Short problem = Reproduce the data in its entirety, exactly as supplied.

■ ■ ■ ■ ■ ■ ■

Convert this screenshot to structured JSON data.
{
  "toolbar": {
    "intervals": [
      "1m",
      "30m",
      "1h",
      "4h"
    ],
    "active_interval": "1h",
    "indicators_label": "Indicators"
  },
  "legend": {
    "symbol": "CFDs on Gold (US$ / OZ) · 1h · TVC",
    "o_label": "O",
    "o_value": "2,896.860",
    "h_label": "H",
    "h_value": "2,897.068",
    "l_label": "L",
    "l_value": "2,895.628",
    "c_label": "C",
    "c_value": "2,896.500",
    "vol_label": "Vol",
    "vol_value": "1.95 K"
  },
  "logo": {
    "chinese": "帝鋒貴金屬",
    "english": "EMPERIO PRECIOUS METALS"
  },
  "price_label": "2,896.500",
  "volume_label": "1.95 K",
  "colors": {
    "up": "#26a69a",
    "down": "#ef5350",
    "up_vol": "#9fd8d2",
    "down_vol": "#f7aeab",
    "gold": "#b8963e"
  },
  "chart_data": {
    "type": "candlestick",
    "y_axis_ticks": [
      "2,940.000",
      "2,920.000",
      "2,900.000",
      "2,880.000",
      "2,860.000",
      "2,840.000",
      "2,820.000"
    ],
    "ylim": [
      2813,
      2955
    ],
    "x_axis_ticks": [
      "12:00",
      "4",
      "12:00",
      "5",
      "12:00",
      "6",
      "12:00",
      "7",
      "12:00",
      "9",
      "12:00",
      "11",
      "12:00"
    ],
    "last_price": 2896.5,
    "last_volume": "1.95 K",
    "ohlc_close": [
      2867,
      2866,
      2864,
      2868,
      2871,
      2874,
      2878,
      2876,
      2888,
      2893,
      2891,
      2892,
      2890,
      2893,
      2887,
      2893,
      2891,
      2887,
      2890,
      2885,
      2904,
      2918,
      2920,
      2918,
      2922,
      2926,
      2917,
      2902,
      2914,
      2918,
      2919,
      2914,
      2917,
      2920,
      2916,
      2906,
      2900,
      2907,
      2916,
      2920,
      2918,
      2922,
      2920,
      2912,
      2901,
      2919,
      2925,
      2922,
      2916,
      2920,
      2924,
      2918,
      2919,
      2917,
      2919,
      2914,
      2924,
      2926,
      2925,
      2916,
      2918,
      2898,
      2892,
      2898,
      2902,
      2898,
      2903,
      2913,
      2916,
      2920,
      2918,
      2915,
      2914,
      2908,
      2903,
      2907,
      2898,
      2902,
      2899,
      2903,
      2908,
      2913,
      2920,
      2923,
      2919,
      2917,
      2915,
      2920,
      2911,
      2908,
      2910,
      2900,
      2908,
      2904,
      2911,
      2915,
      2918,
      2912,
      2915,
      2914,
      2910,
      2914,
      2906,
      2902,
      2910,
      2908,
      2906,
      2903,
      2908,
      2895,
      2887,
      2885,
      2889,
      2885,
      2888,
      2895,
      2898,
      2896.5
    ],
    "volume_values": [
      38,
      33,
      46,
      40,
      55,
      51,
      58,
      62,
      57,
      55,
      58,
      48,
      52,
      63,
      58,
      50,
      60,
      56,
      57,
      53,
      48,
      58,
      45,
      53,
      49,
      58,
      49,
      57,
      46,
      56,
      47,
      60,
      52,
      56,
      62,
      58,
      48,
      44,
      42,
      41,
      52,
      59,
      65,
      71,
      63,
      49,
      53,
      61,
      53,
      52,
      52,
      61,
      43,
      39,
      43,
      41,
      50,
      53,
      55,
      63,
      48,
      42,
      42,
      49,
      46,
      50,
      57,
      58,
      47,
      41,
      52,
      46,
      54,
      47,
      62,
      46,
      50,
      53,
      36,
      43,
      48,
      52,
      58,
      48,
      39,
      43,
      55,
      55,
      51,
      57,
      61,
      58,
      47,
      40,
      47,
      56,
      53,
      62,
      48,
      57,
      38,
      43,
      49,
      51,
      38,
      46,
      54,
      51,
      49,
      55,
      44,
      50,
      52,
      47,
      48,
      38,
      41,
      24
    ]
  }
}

■ ■ ■ ■ ■ ■ ■

Final result =
Convert this screenshot to structured JSON data.
{
  "toolbar": {
    "intervals": [
      "1m",
      "30m",
      "1h",
      "4h"
    ],
    "active_interval": "1h",
    "indicators_label": "Indicators"
  },
  "legend": {
    "symbol": "CFDs on Gold (US$ / OZ) · 1h · TVC",
    "o_label": "O",
    "o_value": "2,896.860",
    "h_label": "H",
    "h_value": "2,897.068",
    "l_label": "L",
    "l_value": "2,895.628",
    "c_label": "C",
    "c_value": "2,896.500",
    "vol_label": "Vol",
    "vol_value": "1.95 K"
  },
  "logo": {
    "chinese": "帝鋒貴金屬",
    "english": "EMPERIO PRECIOUS METALS"
  },
  "price_label": "2,896.500",
  "volume_label": "1.95 K",
  "colors": {
    "up": "#26a69a",
    "down": "#ef5350",
    "up_vol": "#9fd8d2",
    "down_vol": "#f7aeab",
    "gold": "#b8963e"
  },
  "chart_data": {
    "type": "candlestick",
    "y_axis_ticks": [
      "2,940.000",
      "2,920.000",
      "2,900.000",
      "2,880.000",
      "2,860.000",
      "2,840.000",
      "2,820.000"
    ],
    "ylim": [
      2813,
      2955
    ],
    "x_axis_ticks": [
      "12:00",
      "4",
      "12:00",
      "5",
      "12:00",
      "6",
      "12:00",
      "7",
      "12:00",
      "9",
      "12:00",
      "11",
      "12:00"
    ],
    "last_price": 2896.5,
    "last_volume": "1.95 K",
    "ohlc_close": [
      2867,
      2866,
      2864,
      2868,
      2871,
      2874,
      2878,
      2876,
      2888,
      2893,
      2891,
      2892,
      2890,
      2893,
      2887,
      2893,
      2891,
      2887,
      2890,
      2885,
      2904,
      2918,
      2920,
      2918,
      2922,
      2926,
      2917,
      2902,
      2914,
      2918,
      2919,
      2914,
      2917,
      2920,
      2916,
      2906,
      2900,
      2907,
      2916,
      2920,
      2918,
      2922,
      2920,
      2912,
      2901,
      2919,
      2925,
      2922,
      2916,
      2920,
      2924,
      2918,
      2919,
      2917,
      2919,
      2914,
      2924,
      2926,
      2925,
      2916,
      2918,
      2898,
      2892,
      2898,
      2902,
      2898,
      2903,
      2913,
      2916,
      2920,
      2918,
      2915,
      2914,
      2908,
      2903,
      2907,
      2898,
      2902,
      2899,
      2903,
      2908,
      2913,
      2920,
      2923,
      2919,
      2917,
      2915,
      2920,
      2911,
      2908,
      2910,
      2900,
      2908,
      2904,
      2911,
      2915,
      2918,
      2912,
      2915,
      2914,
      2910,
      2914,
      2906,
      2902,
      2910,
      2908,
      2906,
      2903,
      2908,
      2895,
      2887,
      2885,
      2889,
      2885,
      2888,
      2895,
      2898,
      2896.5
    ],
    "volume_values": [
      38,
      33,
      46,
      40,
      55,
      51,
      58,
      62,
      57,
      55,
      58,
      48,
      52,
      63,
      58,
      50,
      60,
      56,
      57,
      53,
      48,
      58,
      45,
      53,
      49,
      58,
      49,
      57,
      46,
      56,
      47,
      60,
      52,
      56,
      62,
      58,
      48,
      44,
      42,
      41,
      52,
      59,
      65,
      71,
      63,
      49,
      53,
      61,
      53,
      52,
      52,
      61,
      43,
      39,
      43,
      41,
      50,
      53,
      55,
      63,
      48,
      42,
      42,
      49,
      46,
      50,
      57,
      58,
      47,
      41,
      52,
      46,
      54,
      47,
      62,
      46,
      50,
      53,
      36,
      43,
      48,
      52,
      58,
      48,
      39,
      43,
      55,
      55,
      51,
      57,
      61,
      58,
      47,
      40,
      47,
      56,
      53,
      62,
      48,
      57,
      38,
      43,
      49,
      51,
      38,
      46,
      54,
      51,
      49,
      55,
      44,
      50,
      52,
      47,
      48,
      38,
      41,
      24
    ]
  }
}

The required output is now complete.